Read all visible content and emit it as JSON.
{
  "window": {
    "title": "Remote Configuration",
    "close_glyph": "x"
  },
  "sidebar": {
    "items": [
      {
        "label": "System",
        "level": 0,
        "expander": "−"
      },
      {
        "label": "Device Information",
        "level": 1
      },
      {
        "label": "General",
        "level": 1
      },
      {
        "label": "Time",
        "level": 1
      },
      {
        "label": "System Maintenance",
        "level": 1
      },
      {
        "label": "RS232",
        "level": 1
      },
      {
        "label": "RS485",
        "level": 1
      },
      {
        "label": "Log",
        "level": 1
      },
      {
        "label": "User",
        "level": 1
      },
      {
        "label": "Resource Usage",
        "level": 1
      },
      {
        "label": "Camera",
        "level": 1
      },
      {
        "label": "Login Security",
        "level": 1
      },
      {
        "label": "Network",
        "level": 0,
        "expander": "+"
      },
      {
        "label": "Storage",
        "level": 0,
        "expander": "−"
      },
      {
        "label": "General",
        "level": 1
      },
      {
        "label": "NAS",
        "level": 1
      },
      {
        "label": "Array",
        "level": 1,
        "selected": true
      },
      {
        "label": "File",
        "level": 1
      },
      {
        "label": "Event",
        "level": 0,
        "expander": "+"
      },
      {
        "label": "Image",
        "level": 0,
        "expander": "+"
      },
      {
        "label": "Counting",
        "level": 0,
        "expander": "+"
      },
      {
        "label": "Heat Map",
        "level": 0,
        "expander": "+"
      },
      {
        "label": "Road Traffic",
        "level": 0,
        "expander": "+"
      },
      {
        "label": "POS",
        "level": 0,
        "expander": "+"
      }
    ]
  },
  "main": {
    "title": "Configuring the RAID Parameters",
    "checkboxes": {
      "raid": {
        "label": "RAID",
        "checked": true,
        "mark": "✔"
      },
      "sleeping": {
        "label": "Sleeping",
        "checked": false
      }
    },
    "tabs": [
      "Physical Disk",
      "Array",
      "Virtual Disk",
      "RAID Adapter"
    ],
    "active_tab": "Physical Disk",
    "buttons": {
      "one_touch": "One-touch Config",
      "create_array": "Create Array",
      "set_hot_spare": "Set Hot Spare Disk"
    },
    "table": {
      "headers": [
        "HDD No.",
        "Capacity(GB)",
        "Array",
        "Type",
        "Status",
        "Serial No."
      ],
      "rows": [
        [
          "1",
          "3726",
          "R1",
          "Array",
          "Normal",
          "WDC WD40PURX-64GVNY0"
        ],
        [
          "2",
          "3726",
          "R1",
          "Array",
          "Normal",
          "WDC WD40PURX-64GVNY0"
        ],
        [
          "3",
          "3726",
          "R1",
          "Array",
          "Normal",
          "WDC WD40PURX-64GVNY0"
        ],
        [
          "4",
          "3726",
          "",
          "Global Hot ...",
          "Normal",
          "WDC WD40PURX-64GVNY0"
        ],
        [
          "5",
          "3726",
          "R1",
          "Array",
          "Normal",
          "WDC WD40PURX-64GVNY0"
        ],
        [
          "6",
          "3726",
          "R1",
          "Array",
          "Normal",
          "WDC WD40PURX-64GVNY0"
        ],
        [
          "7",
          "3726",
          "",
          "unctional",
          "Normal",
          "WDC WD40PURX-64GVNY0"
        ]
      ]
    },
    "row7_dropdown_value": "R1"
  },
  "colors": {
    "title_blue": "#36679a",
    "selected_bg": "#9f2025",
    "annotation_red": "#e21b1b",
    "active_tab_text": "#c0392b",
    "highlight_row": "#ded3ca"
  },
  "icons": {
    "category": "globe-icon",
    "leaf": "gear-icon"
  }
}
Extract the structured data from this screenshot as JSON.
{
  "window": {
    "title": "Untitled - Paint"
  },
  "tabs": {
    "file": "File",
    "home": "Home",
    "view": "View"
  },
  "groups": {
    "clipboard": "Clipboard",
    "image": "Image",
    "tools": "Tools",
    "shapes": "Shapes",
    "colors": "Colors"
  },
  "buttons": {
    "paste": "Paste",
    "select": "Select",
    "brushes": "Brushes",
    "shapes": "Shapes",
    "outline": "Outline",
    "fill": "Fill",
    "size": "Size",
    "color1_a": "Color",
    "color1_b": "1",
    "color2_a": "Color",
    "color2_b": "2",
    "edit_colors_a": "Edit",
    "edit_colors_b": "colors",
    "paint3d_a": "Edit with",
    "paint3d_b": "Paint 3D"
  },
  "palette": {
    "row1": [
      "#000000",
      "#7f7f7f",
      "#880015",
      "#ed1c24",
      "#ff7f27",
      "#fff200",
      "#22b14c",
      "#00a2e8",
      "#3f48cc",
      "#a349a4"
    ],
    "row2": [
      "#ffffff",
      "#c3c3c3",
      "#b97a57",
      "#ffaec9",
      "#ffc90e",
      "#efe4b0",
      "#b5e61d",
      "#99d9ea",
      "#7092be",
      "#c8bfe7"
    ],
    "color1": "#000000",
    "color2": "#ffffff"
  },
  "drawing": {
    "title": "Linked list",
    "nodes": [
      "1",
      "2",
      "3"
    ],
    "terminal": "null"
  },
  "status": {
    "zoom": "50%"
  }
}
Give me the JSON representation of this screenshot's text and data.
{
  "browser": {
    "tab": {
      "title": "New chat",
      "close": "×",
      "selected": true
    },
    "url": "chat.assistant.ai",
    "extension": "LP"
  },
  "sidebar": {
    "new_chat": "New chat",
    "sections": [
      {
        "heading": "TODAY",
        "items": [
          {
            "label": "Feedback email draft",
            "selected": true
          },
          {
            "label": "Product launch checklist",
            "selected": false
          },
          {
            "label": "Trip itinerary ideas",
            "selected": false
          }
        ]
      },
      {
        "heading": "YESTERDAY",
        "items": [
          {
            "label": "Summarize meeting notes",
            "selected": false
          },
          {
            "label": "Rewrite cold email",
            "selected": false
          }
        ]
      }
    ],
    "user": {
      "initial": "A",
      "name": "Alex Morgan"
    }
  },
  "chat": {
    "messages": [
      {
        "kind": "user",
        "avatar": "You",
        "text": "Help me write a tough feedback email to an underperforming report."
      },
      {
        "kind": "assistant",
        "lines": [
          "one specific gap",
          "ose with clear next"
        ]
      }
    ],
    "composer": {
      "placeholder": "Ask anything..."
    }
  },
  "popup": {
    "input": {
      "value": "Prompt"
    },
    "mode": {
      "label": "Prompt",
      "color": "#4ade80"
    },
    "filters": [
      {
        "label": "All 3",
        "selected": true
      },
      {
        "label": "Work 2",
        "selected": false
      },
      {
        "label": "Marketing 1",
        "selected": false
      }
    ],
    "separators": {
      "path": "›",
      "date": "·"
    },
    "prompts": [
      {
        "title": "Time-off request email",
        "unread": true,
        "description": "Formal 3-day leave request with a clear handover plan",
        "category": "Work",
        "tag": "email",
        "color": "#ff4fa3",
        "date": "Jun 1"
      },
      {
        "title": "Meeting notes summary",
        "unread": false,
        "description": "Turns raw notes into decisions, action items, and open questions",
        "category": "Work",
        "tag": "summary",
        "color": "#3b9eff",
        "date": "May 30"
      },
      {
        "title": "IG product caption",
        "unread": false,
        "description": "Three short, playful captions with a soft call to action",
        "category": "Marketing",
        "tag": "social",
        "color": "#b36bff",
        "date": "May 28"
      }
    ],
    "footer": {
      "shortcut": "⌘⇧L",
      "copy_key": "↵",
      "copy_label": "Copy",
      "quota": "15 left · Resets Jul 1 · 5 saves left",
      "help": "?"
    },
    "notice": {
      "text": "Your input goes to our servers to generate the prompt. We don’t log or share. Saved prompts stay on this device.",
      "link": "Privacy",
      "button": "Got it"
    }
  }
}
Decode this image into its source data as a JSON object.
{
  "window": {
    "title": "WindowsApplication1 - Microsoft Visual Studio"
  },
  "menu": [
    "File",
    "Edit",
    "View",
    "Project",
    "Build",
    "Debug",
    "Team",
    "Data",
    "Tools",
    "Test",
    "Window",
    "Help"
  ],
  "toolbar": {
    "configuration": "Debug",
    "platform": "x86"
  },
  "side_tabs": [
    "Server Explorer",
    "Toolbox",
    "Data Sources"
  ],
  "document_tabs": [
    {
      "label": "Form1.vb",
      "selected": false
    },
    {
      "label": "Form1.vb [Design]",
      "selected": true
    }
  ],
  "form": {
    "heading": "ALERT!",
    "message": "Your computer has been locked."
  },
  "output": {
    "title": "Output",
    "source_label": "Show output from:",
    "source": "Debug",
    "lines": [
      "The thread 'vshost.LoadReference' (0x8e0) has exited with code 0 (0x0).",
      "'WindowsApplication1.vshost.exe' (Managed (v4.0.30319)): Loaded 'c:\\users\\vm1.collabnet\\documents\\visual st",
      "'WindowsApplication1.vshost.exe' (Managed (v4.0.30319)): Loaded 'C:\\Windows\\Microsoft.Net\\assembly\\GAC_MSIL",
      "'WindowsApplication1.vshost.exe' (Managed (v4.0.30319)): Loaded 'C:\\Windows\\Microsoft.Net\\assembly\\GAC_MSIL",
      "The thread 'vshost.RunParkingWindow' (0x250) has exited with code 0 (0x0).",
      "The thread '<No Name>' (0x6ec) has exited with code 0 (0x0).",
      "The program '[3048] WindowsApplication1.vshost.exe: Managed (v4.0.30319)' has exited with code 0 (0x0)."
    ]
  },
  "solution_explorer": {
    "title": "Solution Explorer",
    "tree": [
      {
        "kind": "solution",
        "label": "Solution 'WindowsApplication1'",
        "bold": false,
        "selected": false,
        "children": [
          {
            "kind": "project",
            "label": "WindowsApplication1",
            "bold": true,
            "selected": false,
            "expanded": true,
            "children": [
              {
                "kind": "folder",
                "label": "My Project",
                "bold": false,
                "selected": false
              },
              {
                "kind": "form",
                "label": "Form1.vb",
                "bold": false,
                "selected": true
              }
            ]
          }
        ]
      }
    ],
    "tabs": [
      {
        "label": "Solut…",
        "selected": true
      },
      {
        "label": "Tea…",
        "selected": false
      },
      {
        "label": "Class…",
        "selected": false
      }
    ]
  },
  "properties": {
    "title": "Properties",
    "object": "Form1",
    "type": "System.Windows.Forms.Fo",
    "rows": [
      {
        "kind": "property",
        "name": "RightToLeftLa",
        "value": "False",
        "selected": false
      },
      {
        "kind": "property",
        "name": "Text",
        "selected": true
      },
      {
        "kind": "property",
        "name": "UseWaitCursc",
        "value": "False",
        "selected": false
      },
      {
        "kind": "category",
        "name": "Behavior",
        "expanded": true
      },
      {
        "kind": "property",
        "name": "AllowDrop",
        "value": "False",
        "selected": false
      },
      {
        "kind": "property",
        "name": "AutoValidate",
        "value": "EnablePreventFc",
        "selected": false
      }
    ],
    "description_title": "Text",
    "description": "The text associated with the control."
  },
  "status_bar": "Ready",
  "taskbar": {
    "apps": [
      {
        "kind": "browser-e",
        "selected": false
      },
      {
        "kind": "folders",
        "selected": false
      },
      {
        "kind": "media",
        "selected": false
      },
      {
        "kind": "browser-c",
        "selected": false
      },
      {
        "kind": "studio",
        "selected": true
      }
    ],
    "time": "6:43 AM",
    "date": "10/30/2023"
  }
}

******************************

▸ EXERCISE PROMPT
Tally how many lines of the data include the word "category". Write the number and nothing else.

▸ TASK SOLUTION
5